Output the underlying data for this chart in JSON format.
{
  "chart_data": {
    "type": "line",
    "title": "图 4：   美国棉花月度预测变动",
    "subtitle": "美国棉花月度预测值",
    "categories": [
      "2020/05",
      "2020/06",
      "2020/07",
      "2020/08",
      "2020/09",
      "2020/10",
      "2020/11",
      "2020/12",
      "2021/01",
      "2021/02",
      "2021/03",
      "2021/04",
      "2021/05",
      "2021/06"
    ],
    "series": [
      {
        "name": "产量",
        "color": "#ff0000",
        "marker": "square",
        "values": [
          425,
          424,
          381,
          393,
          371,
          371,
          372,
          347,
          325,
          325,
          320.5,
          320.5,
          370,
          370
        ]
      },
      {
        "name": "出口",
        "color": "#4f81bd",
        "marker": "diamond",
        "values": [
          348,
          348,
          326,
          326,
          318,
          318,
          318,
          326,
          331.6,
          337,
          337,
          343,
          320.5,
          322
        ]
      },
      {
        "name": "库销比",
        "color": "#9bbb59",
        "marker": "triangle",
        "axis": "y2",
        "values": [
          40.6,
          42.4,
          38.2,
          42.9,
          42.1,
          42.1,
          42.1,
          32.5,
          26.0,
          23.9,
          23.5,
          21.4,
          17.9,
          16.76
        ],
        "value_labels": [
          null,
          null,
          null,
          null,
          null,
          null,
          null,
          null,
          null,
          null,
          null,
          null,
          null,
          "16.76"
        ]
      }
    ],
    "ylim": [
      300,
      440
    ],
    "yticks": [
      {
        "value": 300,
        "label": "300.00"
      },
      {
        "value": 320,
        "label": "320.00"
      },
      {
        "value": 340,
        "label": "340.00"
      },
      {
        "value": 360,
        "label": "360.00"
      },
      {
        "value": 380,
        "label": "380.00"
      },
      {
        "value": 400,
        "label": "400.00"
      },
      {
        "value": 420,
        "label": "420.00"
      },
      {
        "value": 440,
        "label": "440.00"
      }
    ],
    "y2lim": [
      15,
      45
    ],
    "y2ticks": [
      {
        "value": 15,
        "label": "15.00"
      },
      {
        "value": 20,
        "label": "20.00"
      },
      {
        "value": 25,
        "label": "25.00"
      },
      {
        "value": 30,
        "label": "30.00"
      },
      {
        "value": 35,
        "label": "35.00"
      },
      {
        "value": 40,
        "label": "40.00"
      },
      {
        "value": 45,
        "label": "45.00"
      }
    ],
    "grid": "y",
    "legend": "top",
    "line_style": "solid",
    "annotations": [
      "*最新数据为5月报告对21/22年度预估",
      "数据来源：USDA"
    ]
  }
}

════

Exercise goal:
Give only the number of lines in the listing above that include the string "marker".

Exercise result:
3